--- START OF MATERIAL FOR THIS EXERCISE ---
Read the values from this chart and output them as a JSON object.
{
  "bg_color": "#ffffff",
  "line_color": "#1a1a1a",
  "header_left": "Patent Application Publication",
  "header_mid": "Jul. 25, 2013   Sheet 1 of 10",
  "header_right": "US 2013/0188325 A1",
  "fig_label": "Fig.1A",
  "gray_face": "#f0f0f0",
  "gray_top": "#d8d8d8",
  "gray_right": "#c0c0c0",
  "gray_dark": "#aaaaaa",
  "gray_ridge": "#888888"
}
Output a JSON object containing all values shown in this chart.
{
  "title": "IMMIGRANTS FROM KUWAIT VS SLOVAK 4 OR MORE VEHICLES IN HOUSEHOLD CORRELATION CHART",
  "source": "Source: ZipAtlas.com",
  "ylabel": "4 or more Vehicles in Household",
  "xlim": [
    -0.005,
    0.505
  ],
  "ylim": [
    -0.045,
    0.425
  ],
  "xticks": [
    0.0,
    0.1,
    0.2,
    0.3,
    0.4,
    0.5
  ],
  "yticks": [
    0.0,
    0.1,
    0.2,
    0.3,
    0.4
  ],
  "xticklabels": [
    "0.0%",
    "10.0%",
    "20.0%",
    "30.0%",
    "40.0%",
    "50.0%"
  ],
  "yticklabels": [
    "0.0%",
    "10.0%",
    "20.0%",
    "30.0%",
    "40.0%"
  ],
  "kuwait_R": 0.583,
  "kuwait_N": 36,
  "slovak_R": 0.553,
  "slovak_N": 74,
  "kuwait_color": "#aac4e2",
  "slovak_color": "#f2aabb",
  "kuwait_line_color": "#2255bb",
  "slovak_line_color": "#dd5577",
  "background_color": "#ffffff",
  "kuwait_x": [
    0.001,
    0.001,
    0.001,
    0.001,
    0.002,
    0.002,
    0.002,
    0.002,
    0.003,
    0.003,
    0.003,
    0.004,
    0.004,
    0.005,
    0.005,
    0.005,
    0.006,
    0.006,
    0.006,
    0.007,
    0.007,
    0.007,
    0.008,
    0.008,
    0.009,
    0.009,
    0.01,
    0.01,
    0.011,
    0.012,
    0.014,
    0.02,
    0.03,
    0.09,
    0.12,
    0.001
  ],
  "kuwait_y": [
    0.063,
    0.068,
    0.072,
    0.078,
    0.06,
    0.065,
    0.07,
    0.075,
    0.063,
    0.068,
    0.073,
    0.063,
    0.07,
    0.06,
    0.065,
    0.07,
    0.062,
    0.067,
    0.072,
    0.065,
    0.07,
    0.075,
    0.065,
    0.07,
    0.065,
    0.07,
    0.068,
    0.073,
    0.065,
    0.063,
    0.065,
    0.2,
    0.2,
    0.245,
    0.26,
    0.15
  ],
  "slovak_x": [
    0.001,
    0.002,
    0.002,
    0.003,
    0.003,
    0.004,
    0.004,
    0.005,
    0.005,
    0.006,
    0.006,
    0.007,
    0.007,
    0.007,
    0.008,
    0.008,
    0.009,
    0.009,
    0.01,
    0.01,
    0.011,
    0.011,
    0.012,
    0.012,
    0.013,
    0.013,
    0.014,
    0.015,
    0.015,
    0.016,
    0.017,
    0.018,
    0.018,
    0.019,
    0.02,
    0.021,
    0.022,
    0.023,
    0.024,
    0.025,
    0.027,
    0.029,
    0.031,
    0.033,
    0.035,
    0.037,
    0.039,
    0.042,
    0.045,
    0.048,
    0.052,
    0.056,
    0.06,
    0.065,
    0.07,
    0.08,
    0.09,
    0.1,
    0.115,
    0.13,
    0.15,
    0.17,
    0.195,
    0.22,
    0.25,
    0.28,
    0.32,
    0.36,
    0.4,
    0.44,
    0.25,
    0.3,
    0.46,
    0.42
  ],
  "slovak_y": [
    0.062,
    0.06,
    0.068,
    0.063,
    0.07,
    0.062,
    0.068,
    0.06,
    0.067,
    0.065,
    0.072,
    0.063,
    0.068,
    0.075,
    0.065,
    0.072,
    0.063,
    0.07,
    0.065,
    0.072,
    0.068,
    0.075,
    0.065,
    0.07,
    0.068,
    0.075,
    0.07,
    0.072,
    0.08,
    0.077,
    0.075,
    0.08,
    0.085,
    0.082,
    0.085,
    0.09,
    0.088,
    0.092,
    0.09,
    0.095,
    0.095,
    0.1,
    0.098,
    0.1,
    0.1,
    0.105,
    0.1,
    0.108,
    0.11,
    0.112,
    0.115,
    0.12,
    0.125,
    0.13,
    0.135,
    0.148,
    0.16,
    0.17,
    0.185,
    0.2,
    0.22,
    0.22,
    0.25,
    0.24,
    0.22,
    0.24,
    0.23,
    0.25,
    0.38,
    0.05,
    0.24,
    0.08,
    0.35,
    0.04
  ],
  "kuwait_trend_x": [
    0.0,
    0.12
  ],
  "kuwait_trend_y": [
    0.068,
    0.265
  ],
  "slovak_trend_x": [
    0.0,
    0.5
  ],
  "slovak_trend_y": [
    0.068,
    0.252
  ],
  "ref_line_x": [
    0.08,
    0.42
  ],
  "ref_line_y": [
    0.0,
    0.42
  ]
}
--- END OF MATERIAL FOR THIS EXERCISE ---
*THE TASK*. Take the data above and return it exactly.

*ANSWER TO THIS EXERCISE*.
Read the values from this chart and output them as a JSON object.
{
  "bg_color": "#ffffff",
  "line_color": "#1a1a1a",
  "header_left": "Patent Application Publication",
  "header_mid": "Jul. 25, 2013   Sheet 1 of 10",
  "header_right": "US 2013/0188325 A1",
  "fig_label": "Fig.1A",
  "gray_face": "#f0f0f0",
  "gray_top": "#d8d8d8",
  "gray_right": "#c0c0c0",
  "gray_dark": "#aaaaaa",
  "gray_ridge": "#888888"
}
Output a JSON object containing all values shown in this chart.
{
  "title": "IMMIGRANTS FROM KUWAIT VS SLOVAK 4 OR MORE VEHICLES IN HOUSEHOLD CORRELATION CHART",
  "source": "Source: ZipAtlas.com",
  "ylabel": "4 or more Vehicles in Household",
  "xlim": [
    -0.005,
    0.505
  ],
  "ylim": [
    -0.045,
    0.425
  ],
  "xticks": [
    0.0,
    0.1,
    0.2,
    0.3,
    0.4,
    0.5
  ],
  "yticks": [
    0.0,
    0.1,
    0.2,
    0.3,
    0.4
  ],
  "xticklabels": [
    "0.0%",
    "10.0%",
    "20.0%",
    "30.0%",
    "40.0%",
    "50.0%"
  ],
  "yticklabels": [
    "0.0%",
    "10.0%",
    "20.0%",
    "30.0%",
    "40.0%"
  ],
  "kuwait_R": 0.583,
  "kuwait_N": 36,
  "slovak_R": 0.553,
  "slovak_N": 74,
  "kuwait_color": "#aac4e2",
  "slovak_color": "#f2aabb",
  "kuwait_line_color": "#2255bb",
  "slovak_line_color": "#dd5577",
  "background_color": "#ffffff",
  "kuwait_x": [
    0.001,
    0.001,
    0.001,
    0.001,
    0.002,
    0.002,
    0.002,
    0.002,
    0.003,
    0.003,
    0.003,
    0.004,
    0.004,
    0.005,
    0.005,
    0.005,
    0.006,
    0.006,
    0.006,
    0.007,
    0.007,
    0.007,
    0.008,
    0.008,
    0.009,
    0.009,
    0.01,
    0.01,
    0.011,
    0.012,
    0.014,
    0.02,
    0.03,
    0.09,
    0.12,
    0.001
  ],
  "kuwait_y": [
    0.063,
    0.068,
    0.072,
    0.078,
    0.06,
    0.065,
    0.07,
    0.075,
    0.063,
    0.068,
    0.073,
    0.063,
    0.07,
    0.06,
    0.065,
    0.07,
    0.062,
    0.067,
    0.072,
    0.065,
    0.07,
    0.075,
    0.065,
    0.07,
    0.065,
    0.07,
    0.068,
    0.073,
    0.065,
    0.063,
    0.065,
    0.2,
    0.2,
    0.245,
    0.26,
    0.15
  ],
  "slovak_x": [
    0.001,
    0.002,
    0.002,
    0.003,
    0.003,
    0.004,
    0.004,
    0.005,
    0.005,
    0.006,
    0.006,
    0.007,
    0.007,
    0.007,
    0.008,
    0.008,
    0.009,
    0.009,
    0.01,
    0.01,
    0.011,
    0.011,
    0.012,
    0.012,
    0.013,
    0.013,
    0.014,
    0.015,
    0.015,
    0.016,
    0.017,
    0.018,
    0.018,
    0.019,
    0.02,
    0.021,
    0.022,
    0.023,
    0.024,
    0.025,
    0.027,
    0.029,
    0.031,
    0.033,
    0.035,
    0.037,
    0.039,
    0.042,
    0.045,
    0.048,
    0.052,
    0.056,
    0.06,
    0.065,
    0.07,
    0.08,
    0.09,
    0.1,
    0.115,
    0.13,
    0.15,
    0.17,
    0.195,
    0.22,
    0.25,
    0.28,
    0.32,
    0.36,
    0.4,
    0.44,
    0.25,
    0.3,
    0.46,
    0.42
  ],
  "slovak_y": [
    0.062,
    0.06,
    0.068,
    0.063,
    0.07,
    0.062,
    0.068,
    0.06,
    0.067,
    0.065,
    0.072,
    0.063,
    0.068,
    0.075,
    0.065,
    0.072,
    0.063,
    0.07,
    0.065,
    0.072,
    0.068,
    0.075,
    0.065,
    0.07,
    0.068,
    0.075,
    0.07,
    0.072,
    0.08,
    0.077,
    0.075,
    0.08,
    0.085,
    0.082,
    0.085,
    0.09,
    0.088,
    0.092,
    0.09,
    0.095,
    0.095,
    0.1,
    0.098,
    0.1,
    0.1,
    0.105,
    0.1,
    0.108,
    0.11,
    0.112,
    0.115,
    0.12,
    0.125,
    0.13,
    0.135,
    0.148,
    0.16,
    0.17,
    0.185,
    0.2,
    0.22,
    0.22,
    0.25,
    0.24,
    0.22,
    0.24,
    0.23,
    0.25,
    0.38,
    0.05,
    0.24,
    0.08,
    0.35,
    0.04
  ],
  "kuwait_trend_x": [
    0.0,
    0.12
  ],
  "kuwait_trend_y": [
    0.068,
    0.265
  ],
  "slovak_trend_x": [
    0.0,
    0.5
  ],
  "slovak_trend_y": [
    0.068,
    0.252
  ],
  "ref_line_x": [
    0.08,
    0.42
  ],
  "ref_line_y": [
    0.0,
    0.42
  ]
}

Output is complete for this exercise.